▶ _Task prompt_: Lines containing the word "structured" are the ones to copy from the records below.

......

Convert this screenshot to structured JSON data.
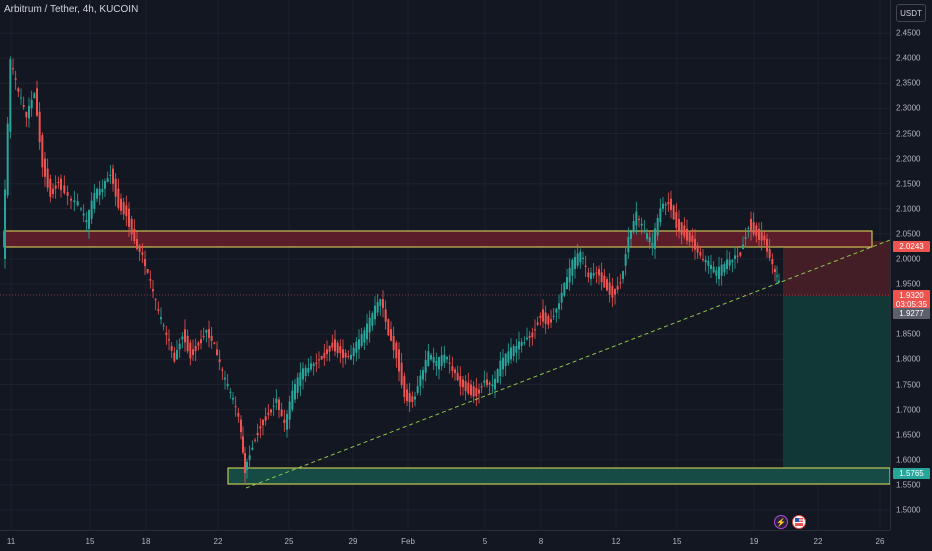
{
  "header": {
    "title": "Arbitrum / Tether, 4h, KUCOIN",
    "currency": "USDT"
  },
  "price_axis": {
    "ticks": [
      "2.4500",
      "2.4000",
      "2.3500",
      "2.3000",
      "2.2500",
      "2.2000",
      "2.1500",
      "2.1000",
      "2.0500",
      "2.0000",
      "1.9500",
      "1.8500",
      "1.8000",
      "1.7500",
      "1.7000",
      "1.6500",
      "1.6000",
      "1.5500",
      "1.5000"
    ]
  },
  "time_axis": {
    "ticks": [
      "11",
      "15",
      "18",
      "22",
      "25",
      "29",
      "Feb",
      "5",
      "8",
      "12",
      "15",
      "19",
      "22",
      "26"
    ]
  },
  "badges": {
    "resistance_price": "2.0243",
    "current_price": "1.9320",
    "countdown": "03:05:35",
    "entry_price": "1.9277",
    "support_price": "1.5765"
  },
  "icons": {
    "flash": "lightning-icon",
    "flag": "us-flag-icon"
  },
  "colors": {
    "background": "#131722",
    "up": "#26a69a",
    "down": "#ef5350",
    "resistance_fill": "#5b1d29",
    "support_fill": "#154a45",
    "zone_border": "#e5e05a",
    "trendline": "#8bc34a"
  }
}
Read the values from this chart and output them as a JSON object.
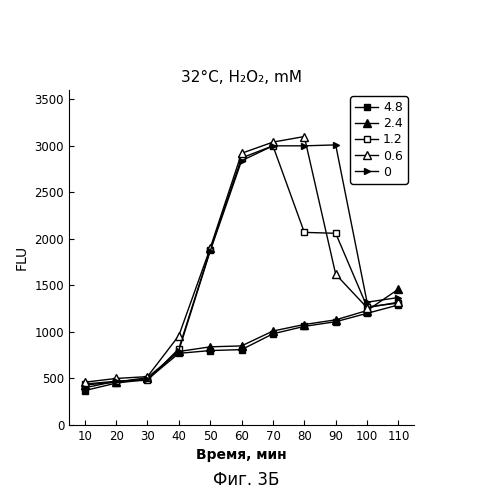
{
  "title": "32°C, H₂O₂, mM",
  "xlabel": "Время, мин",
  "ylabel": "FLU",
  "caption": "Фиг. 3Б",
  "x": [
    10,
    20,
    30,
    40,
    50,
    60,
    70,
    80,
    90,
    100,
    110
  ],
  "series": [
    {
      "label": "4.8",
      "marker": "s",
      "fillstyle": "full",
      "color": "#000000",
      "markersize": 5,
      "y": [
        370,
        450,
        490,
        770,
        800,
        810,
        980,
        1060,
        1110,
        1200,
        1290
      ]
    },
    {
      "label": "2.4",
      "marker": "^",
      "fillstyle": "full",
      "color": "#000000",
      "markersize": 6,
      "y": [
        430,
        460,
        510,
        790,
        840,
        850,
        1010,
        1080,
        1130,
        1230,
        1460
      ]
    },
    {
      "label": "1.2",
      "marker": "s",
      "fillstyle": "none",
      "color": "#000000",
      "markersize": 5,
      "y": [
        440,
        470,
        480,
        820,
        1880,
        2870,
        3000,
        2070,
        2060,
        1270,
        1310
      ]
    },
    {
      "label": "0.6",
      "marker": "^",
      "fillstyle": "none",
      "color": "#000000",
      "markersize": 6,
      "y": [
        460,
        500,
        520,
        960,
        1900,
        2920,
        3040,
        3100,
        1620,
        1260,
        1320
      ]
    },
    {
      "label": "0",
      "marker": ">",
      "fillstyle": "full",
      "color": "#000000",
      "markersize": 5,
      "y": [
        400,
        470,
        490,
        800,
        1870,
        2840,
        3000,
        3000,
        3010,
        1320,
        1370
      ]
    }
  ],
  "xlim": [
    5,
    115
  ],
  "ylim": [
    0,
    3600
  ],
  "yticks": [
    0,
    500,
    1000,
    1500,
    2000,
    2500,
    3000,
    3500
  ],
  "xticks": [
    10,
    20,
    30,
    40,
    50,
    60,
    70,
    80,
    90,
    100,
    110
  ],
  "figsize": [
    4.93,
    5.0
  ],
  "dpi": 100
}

......

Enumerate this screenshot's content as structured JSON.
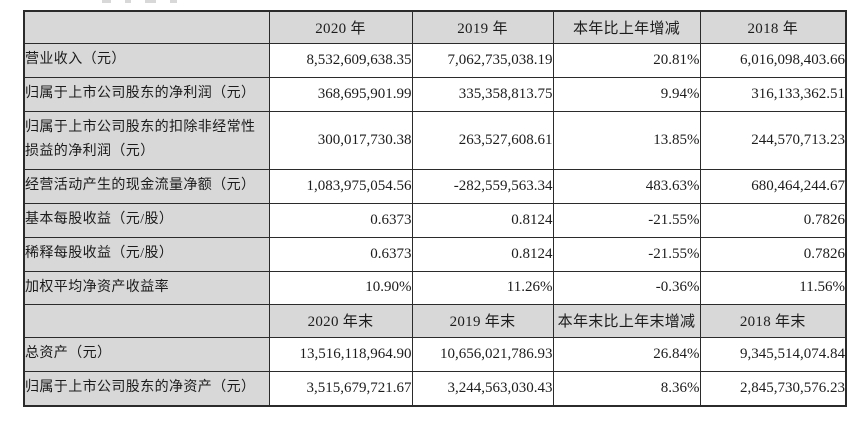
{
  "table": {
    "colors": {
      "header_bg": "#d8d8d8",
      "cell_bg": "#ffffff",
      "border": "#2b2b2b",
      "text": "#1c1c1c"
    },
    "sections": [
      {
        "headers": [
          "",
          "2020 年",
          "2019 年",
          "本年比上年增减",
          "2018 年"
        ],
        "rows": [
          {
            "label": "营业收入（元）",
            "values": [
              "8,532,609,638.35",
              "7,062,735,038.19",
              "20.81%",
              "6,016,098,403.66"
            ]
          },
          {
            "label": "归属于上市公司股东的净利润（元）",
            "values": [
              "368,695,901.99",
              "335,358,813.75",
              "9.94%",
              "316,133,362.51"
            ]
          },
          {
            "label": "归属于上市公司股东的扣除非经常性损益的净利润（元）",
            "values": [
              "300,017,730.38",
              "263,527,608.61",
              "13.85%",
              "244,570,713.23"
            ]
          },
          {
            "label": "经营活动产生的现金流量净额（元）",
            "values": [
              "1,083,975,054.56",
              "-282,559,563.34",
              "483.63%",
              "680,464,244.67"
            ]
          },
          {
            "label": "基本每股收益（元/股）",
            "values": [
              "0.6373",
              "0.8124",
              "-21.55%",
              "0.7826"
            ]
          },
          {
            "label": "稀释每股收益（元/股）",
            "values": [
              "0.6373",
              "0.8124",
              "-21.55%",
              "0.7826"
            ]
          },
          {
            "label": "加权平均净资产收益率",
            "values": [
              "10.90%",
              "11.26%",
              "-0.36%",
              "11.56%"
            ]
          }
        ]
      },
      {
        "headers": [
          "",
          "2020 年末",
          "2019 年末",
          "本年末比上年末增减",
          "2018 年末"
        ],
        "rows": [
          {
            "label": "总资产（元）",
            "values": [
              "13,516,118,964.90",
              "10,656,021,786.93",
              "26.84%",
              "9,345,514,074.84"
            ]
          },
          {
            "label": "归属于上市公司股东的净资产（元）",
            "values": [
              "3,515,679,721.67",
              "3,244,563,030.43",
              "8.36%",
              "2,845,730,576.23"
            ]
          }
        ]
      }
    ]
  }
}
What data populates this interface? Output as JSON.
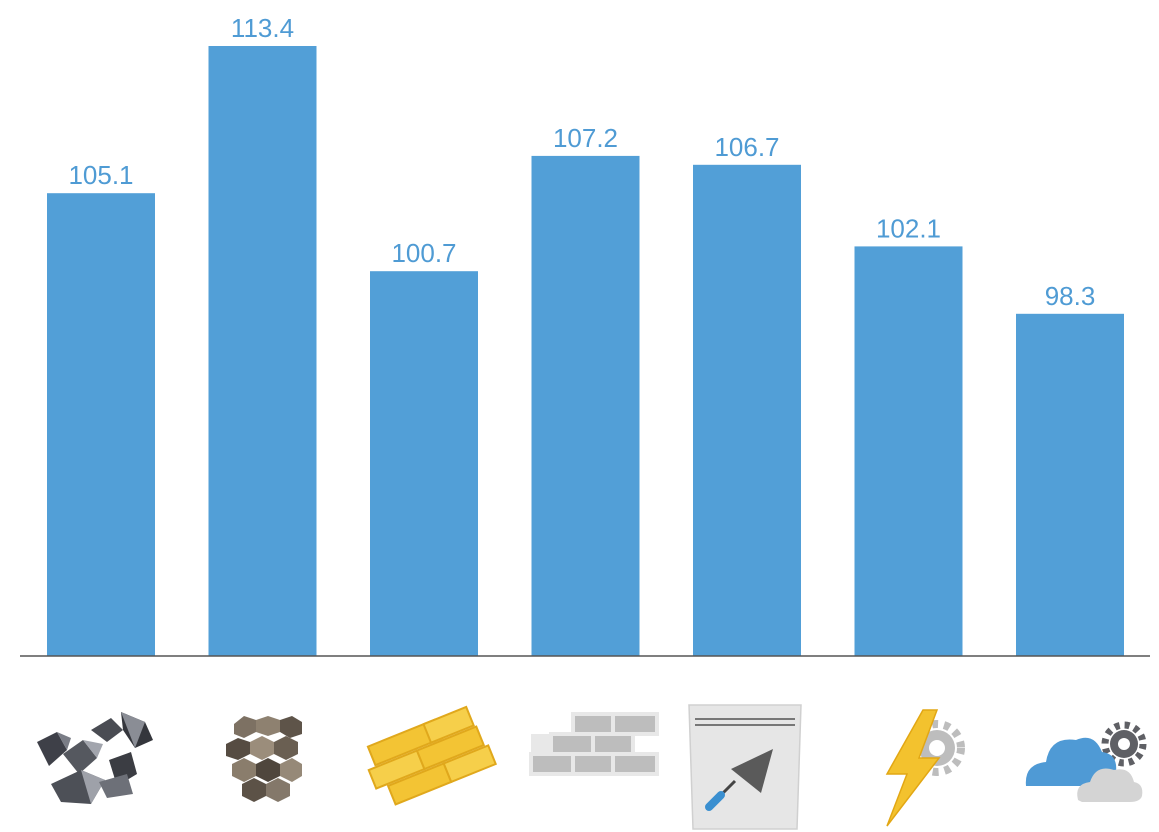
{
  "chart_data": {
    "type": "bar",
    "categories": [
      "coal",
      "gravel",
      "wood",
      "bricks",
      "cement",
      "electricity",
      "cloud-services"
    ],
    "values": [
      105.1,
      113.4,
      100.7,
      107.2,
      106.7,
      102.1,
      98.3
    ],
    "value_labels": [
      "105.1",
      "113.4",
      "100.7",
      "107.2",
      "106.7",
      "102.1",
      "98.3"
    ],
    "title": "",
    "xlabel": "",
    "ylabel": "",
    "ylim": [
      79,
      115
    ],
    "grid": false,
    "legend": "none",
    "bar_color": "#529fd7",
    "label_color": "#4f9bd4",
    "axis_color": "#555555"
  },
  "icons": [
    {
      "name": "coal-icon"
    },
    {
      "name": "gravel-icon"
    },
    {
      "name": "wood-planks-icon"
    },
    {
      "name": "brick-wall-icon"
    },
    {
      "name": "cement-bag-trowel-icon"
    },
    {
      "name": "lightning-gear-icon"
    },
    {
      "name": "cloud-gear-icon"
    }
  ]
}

......

▶ _Expected answer_:
Convert this screenshot to structured JSON data.
Enumerate this screenshot's content as structured JSON.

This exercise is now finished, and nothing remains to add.